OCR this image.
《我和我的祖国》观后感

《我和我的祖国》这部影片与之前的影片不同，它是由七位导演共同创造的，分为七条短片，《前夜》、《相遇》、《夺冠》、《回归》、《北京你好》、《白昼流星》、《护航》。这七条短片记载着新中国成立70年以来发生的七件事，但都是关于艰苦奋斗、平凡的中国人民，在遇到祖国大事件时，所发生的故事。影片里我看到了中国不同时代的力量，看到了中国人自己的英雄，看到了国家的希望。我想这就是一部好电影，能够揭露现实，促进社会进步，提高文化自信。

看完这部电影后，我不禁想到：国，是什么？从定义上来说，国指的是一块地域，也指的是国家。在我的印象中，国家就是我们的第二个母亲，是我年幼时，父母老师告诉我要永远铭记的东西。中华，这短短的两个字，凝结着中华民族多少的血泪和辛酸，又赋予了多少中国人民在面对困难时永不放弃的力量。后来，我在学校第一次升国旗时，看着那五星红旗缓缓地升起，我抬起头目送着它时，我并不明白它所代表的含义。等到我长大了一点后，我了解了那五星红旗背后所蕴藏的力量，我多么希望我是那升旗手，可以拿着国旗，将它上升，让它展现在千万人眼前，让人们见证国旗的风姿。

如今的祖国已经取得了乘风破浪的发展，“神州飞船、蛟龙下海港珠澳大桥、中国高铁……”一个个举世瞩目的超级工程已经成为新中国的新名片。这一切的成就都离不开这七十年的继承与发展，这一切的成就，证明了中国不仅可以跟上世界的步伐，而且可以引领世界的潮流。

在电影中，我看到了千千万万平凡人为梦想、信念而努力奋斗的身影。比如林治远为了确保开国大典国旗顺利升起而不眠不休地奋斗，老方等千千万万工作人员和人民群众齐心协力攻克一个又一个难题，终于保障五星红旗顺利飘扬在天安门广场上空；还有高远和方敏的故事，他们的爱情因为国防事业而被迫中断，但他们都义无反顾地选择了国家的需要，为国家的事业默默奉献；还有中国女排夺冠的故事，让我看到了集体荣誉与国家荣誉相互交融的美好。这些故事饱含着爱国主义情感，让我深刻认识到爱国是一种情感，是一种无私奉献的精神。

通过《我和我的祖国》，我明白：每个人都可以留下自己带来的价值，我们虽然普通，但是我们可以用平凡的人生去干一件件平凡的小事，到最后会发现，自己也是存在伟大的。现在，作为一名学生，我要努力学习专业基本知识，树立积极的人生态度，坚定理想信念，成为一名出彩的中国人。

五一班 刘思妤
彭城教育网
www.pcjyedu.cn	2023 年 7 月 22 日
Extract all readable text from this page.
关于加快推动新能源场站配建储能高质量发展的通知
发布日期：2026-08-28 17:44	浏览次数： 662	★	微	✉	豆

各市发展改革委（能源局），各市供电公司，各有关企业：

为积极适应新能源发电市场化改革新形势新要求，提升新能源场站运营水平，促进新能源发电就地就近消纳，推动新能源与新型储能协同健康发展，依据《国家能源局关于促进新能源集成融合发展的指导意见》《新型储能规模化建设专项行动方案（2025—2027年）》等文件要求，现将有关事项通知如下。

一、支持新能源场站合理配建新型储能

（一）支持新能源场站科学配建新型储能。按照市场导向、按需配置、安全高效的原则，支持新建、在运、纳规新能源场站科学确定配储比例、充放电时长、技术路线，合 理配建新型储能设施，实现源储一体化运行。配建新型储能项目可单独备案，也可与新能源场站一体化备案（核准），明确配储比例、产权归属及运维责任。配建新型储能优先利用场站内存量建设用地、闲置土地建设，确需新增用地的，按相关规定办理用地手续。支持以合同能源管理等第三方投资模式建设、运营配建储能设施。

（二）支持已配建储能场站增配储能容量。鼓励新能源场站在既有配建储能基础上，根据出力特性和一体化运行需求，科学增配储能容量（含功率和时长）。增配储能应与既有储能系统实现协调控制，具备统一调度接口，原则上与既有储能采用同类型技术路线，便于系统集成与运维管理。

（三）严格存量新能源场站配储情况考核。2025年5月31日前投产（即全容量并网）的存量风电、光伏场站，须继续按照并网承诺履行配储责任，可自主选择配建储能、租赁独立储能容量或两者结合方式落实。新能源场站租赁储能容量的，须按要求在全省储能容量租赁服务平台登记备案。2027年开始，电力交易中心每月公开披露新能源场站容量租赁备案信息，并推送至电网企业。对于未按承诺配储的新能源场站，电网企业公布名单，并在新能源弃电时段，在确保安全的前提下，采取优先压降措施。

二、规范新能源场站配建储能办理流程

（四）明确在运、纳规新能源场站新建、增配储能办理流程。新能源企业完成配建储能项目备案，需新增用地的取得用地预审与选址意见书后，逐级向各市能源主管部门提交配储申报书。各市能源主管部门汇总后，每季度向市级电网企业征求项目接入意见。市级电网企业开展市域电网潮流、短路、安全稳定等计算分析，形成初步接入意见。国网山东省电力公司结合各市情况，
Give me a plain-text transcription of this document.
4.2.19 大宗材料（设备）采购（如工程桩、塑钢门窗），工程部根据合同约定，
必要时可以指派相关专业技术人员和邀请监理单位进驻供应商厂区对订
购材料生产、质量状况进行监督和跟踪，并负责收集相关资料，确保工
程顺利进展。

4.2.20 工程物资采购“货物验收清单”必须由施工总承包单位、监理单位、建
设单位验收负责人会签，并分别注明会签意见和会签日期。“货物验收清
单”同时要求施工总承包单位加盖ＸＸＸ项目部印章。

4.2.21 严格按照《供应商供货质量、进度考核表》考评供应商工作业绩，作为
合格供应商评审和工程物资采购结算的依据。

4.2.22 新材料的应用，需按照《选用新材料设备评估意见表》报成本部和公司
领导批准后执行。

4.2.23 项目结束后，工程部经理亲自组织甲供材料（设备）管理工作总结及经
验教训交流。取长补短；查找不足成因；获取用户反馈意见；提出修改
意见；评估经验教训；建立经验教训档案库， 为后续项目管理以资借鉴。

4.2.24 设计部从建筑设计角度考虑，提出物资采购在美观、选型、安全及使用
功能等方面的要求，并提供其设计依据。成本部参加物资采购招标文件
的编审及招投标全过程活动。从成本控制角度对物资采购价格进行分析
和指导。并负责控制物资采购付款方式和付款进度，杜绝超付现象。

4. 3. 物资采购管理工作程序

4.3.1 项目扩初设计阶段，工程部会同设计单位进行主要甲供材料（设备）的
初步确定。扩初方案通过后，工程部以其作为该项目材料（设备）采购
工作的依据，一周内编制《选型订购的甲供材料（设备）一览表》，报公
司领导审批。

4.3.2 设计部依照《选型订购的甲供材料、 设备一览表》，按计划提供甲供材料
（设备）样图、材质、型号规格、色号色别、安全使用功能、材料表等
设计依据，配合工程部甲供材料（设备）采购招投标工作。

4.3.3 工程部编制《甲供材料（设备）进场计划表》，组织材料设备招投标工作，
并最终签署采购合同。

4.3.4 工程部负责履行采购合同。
....
-- AIM OF THE TASK --
Transcribe the material above word for word.

-- FINISHED ANSWER --
OCR this image.
《我和我的祖国》观后感

《我和我的祖国》这部影片与之前的影片不同，它是由七位导演共同创造的，分为七条短片，《前夜》、《相遇》、《夺冠》、《回归》、《北京你好》、《白昼流星》、《护航》。这七条短片记载着新中国成立70年以来发生的七件事，但都是关于艰苦奋斗、平凡的中国人民，在遇到祖国大事件时，所发生的故事。影片里我看到了中国不同时代的力量，看到了中国人自己的英雄，看到了国家的希望。我想这就是一部好电影，能够揭露现实，促进社会进步，提高文化自信。

看完这部电影后，我不禁想到：国，是什么？从定义上来说，国指的是一块地域，也指的是国家。在我的印象中，国家就是我们的第二个母亲，是我年幼时，父母老师告诉我要永远铭记的东西。中华，这短短的两个字，凝结着中华民族多少的血泪和辛酸，又赋予了多少中国人民在面对困难时永不放弃的力量。后来，我在学校第一次升国旗时，看着那五星红旗缓缓地升起，我抬起头目送着它时，我并不明白它所代表的含义。等到我长大了一点后，我了解了那五星红旗背后所蕴藏的力量，我多么希望我是那升旗手，可以拿着国旗，将它上升，让它展现在千万人眼前，让人们见证国旗的风姿。

如今的祖国已经取得了乘风破浪的发展，“神州飞船、蛟龙下海港珠澳大桥、中国高铁……”一个个举世瞩目的超级工程已经成为新中国的新名片。这一切的成就都离不开这七十年的继承与发展，这一切的成就，证明了中国不仅可以跟上世界的步伐，而且可以引领世界的潮流。

在电影中，我看到了千千万万平凡人为梦想、信念而努力奋斗的身影。比如林治远为了确保开国大典国旗顺利升起而不眠不休地奋斗，老方等千千万万工作人员和人民群众齐心协力攻克一个又一个难题，终于保障五星红旗顺利飘扬在天安门广场上空；还有高远和方敏的故事，他们的爱情因为国防事业而被迫中断，但他们都义无反顾地选择了国家的需要，为国家的事业默默奉献；还有中国女排夺冠的故事，让我看到了集体荣誉与国家荣誉相互交融的美好。这些故事饱含着爱国主义情感，让我深刻认识到爱国是一种情感，是一种无私奉献的精神。

通过《我和我的祖国》，我明白：每个人都可以留下自己带来的价值，我们虽然普通，但是我们可以用平凡的人生去干一件件平凡的小事，到最后会发现，自己也是存在伟大的。现在，作为一名学生，我要努力学习专业基本知识，树立积极的人生态度，坚定理想信念，成为一名出彩的中国人。

五一班 刘思妤
彭城教育网
www.pcjyedu.cn	2023 年 7 月 22 日
Extract all readable text from this page.
关于加快推动新能源场站配建储能高质量发展的通知
发布日期：2026-08-28 17:44	浏览次数： 662	★	微	✉	豆

各市发展改革委（能源局），各市供电公司，各有关企业：

为积极适应新能源发电市场化改革新形势新要求，提升新能源场站运营水平，促进新能源发电就地就近消纳，推动新能源与新型储能协同健康发展，依据《国家能源局关于促进新能源集成融合发展的指导意见》《新型储能规模化建设专项行动方案（2025—2027年）》等文件要求，现将有关事项通知如下。

一、支持新能源场站合理配建新型储能

（一）支持新能源场站科学配建新型储能。按照市场导向、按需配置、安全高效的原则，支持新建、在运、纳规新能源场站科学确定配储比例、充放电时长、技术路线，合 理配建新型储能设施，实现源储一体化运行。配建新型储能项目可单独备案，也可与新能源场站一体化备案（核准），明确配储比例、产权归属及运维责任。配建新型储能优先利用场站内存量建设用地、闲置土地建设，确需新增用地的，按相关规定办理用地手续。支持以合同能源管理等第三方投资模式建设、运营配建储能设施。

（二）支持已配建储能场站增配储能容量。鼓励新能源场站在既有配建储能基础上，根据出力特性和一体化运行需求，科学增配储能容量（含功率和时长）。增配储能应与既有储能系统实现协调控制，具备统一调度接口，原则上与既有储能采用同类型技术路线，便于系统集成与运维管理。

（三）严格存量新能源场站配储情况考核。2025年5月31日前投产（即全容量并网）的存量风电、光伏场站，须继续按照并网承诺履行配储责任，可自主选择配建储能、租赁独立储能容量或两者结合方式落实。新能源场站租赁储能容量的，须按要求在全省储能容量租赁服务平台登记备案。2027年开始，电力交易中心每月公开披露新能源场站容量租赁备案信息，并推送至电网企业。对于未按承诺配储的新能源场站，电网企业公布名单，并在新能源弃电时段，在确保安全的前提下，采取优先压降措施。

二、规范新能源场站配建储能办理流程

（四）明确在运、纳规新能源场站新建、增配储能办理流程。新能源企业完成配建储能项目备案，需新增用地的取得用地预审与选址意见书后，逐级向各市能源主管部门提交配储申报书。各市能源主管部门汇总后，每季度向市级电网企业征求项目接入意见。市级电网企业开展市域电网潮流、短路、安全稳定等计算分析，形成初步接入意见。国网山东省电力公司结合各市情况，
Give me a plain-text transcription of this document.
4.2.19 大宗材料（设备）采购（如工程桩、塑钢门窗），工程部根据合同约定，
必要时可以指派相关专业技术人员和邀请监理单位进驻供应商厂区对订
购材料生产、质量状况进行监督和跟踪，并负责收集相关资料，确保工
程顺利进展。

4.2.20 工程物资采购“货物验收清单”必须由施工总承包单位、监理单位、建
设单位验收负责人会签，并分别注明会签意见和会签日期。“货物验收清
单”同时要求施工总承包单位加盖ＸＸＸ项目部印章。

4.2.21 严格按照《供应商供货质量、进度考核表》考评供应商工作业绩，作为
合格供应商评审和工程物资采购结算的依据。

4.2.22 新材料的应用，需按照《选用新材料设备评估意见表》报成本部和公司
领导批准后执行。

4.2.23 项目结束后，工程部经理亲自组织甲供材料（设备）管理工作总结及经
验教训交流。取长补短；查找不足成因；获取用户反馈意见；提出修改
意见；评估经验教训；建立经验教训档案库， 为后续项目管理以资借鉴。

4.2.24 设计部从建筑设计角度考虑，提出物资采购在美观、选型、安全及使用
功能等方面的要求，并提供其设计依据。成本部参加物资采购招标文件
的编审及招投标全过程活动。从成本控制角度对物资采购价格进行分析
和指导。并负责控制物资采购付款方式和付款进度，杜绝超付现象。

4. 3. 物资采购管理工作程序

4.3.1 项目扩初设计阶段，工程部会同设计单位进行主要甲供材料（设备）的
初步确定。扩初方案通过后，工程部以其作为该项目材料（设备）采购
工作的依据，一周内编制《选型订购的甲供材料（设备）一览表》，报公
司领导审批。

4.3.2 设计部依照《选型订购的甲供材料、 设备一览表》，按计划提供甲供材料
（设备）样图、材质、型号规格、色号色别、安全使用功能、材料表等
设计依据，配合工程部甲供材料（设备）采购招投标工作。

4.3.3 工程部编制《甲供材料（设备）进场计划表》，组织材料设备招投标工作，
并最终签署采购合同。

4.3.4 工程部负责履行采购合同。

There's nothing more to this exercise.